Given that this data source is going to be taken down at anytime (and that the source is crazy slow), I think priority one should be downloading it - even if it's spread across multiple people. We can consolidate and duplicate later.

@randomvariable

This comment has been minimized.

randomvariable commented Jan 26, 2017

Started a sync of ftp://newftp.epa.gov/RSEI/Version233_RY2012/Disaggregated_Microdata/ at about 500KB/s

@gofrogs2013

This comment has been minimized.

gofrogs2013 commented Jan 30, 2017

I'm curious if it would be worthwhile to try to make a FOIA request for this information as I'm having the same issue with slow downloads and we could get it on a hard drive or similar, albeit with a fee. The entire dataset could be sent on a 2 TB external HD.

@bkirkbri

This comment has been minimized.

Collaborator

bkirkbri commented Jan 31, 2017

@gofrogs2013 Good idea

@bkirkbri

This comment has been minimized.

Collaborator

bkirkbri commented Jan 31, 2017

Can someone volunteer to coordinate this issue? It's great that so many people are dividing it up to get it done! If one of you could track who has what that would be really helpful. Thanks!

@Serubin

This comment has been minimized.

Serubin commented Jan 31, 2017

I've suffered an untimely hard drive failure, I gotta back out. Sorry.

@gofrogs2013

This comment has been minimized.

gofrogs2013 commented Jan 31, 2017

I went ahead and made a FOIA request for all data in the newftp folder. You can check the progress here: https://foiaonline.regulations.gov/foia/action/public/view/request?objectId=090004d281137e25

@gofrogs2013

This comment has been minimized.

* **EXERCISES TO COMPLETE**:
(1) In the thread about the EPA data, copy the text between "Can someone volunteer" and "back out. Sorry.", inclusive, word for word.
(2) List each distinct username that appears as the author of a comment in the thread about the EPA data.

* **EXTRACTED MATERIAL**:
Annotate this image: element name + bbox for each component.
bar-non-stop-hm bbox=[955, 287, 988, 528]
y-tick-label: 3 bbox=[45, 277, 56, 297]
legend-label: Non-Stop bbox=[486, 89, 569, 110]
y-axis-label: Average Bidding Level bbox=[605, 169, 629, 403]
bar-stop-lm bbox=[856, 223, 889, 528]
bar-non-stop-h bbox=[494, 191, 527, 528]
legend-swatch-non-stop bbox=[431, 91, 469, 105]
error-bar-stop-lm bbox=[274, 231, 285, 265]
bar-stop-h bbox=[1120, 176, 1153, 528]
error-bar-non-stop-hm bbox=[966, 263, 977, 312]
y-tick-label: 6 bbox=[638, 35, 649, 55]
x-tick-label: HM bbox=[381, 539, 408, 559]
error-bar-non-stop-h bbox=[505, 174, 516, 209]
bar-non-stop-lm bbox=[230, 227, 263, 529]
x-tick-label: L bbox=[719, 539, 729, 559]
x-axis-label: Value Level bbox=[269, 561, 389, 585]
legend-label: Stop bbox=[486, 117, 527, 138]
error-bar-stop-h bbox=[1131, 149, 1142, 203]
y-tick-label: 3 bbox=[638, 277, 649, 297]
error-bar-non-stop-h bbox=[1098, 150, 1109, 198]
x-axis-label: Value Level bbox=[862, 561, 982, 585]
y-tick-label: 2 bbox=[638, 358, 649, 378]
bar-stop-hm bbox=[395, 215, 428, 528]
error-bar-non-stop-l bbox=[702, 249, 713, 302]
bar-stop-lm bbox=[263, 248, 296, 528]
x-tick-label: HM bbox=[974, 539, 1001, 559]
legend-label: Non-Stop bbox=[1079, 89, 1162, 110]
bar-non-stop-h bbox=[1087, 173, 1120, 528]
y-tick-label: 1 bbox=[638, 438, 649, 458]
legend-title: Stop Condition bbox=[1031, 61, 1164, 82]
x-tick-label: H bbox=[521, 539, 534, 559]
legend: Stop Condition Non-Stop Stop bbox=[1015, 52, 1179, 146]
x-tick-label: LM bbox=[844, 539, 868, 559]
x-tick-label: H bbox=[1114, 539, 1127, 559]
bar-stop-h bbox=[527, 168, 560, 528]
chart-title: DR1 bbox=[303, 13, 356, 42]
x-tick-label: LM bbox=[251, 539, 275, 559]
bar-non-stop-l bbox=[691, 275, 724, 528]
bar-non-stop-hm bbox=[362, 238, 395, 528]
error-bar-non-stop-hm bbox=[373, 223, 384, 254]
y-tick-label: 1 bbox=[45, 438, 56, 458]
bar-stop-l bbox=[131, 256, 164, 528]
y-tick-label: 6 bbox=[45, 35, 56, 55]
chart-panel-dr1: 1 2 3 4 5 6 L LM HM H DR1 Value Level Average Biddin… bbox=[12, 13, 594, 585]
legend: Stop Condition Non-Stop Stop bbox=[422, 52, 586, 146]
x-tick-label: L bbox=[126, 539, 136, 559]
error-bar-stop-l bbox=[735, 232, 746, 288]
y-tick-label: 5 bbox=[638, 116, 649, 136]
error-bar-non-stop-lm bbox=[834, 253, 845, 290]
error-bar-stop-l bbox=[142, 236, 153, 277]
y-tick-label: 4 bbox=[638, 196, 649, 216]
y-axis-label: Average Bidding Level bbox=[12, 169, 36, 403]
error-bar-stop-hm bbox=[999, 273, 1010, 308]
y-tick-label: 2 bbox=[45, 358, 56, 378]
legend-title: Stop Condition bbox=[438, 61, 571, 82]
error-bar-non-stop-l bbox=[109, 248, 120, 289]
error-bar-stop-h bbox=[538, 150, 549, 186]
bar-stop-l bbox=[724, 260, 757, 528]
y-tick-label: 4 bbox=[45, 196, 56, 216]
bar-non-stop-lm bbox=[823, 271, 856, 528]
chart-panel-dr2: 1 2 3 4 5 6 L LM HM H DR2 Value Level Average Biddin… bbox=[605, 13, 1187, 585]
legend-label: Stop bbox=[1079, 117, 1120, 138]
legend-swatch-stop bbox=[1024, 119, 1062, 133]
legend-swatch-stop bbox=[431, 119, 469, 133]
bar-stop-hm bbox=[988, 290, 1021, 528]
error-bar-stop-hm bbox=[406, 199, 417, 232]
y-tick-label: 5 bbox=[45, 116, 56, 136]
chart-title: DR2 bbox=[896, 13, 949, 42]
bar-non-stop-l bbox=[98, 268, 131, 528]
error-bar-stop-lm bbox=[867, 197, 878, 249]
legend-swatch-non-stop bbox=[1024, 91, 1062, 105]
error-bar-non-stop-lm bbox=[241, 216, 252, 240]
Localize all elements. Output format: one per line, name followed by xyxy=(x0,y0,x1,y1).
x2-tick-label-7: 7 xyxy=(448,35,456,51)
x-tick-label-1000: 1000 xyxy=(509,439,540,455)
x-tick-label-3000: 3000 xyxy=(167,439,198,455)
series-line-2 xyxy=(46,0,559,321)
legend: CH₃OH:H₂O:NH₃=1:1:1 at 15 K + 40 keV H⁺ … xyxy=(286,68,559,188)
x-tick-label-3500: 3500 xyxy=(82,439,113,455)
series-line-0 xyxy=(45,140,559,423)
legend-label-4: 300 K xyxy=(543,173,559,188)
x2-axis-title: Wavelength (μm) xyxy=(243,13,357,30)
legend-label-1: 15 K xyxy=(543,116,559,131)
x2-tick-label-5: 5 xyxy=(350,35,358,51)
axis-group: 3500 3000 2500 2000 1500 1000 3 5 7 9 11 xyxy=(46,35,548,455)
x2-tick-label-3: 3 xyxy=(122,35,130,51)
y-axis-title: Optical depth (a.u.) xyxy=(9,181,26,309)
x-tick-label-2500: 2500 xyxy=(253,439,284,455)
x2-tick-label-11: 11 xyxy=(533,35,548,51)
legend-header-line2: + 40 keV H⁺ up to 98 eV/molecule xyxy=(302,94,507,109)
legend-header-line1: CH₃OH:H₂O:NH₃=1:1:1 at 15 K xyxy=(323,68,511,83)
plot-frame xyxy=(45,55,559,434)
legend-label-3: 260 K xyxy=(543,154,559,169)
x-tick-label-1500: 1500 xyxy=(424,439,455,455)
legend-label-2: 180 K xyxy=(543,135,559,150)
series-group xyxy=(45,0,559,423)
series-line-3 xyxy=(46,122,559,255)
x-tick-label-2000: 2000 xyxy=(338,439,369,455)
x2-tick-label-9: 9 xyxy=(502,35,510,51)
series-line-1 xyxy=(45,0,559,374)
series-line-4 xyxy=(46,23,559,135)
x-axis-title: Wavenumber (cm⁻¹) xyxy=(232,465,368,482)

* **PER-TASK ANSWERS**:
(1)
Can someone volunteer to coordinate this issue? It's great that so many people are dividing it up to get it done! If one of you could track who has what that would be really helpful. Thanks!

@Serubin

This comment has been minimized.

Serubin commented Jan 31, 2017

I've suffered an untimely hard drive failure, I gotta back out. Sorry.

(2)
randomvariable
gofrogs2013
bkirkbri
Serubin